● **STORED ROWS**
_ _ _

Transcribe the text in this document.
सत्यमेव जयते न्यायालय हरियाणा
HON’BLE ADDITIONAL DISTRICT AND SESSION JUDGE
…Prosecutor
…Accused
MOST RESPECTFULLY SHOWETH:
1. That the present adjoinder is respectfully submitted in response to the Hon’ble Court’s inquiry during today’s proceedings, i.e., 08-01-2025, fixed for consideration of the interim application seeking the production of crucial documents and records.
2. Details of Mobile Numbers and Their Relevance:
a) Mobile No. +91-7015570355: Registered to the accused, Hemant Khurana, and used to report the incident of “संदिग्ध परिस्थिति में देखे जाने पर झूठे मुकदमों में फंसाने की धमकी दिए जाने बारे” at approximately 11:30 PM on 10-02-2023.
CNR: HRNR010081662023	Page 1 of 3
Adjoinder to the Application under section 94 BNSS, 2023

_ _ _

● **REQUIREMENTS**
All of the data needs to be reproduced exactly, with no line missing.

● **EXERCISE OUTPUT**
Transcribe the text in this document.
सत्यमेव जयते न्यायालय हरियाणा
HON’BLE ADDITIONAL DISTRICT AND SESSION JUDGE
…Prosecutor
…Accused
MOST RESPECTFULLY SHOWETH:
1. That the present adjoinder is respectfully submitted in response to the Hon’ble Court’s inquiry during today’s proceedings, i.e., 08-01-2025, fixed for consideration of the interim application seeking the production of crucial documents and records.
2. Details of Mobile Numbers and Their Relevance:
a) Mobile No. +91-7015570355: Registered to the accused, Hemant Khurana, and used to report the incident of “संदिग्ध परिस्थिति में देखे जाने पर झूठे मुकदमों में फंसाने की धमकी दिए जाने बारे” at approximately 11:30 PM on 10-02-2023.
CNR: HRNR010081662023	Page 1 of 3
Adjoinder to the Application under section 94 BNSS, 2023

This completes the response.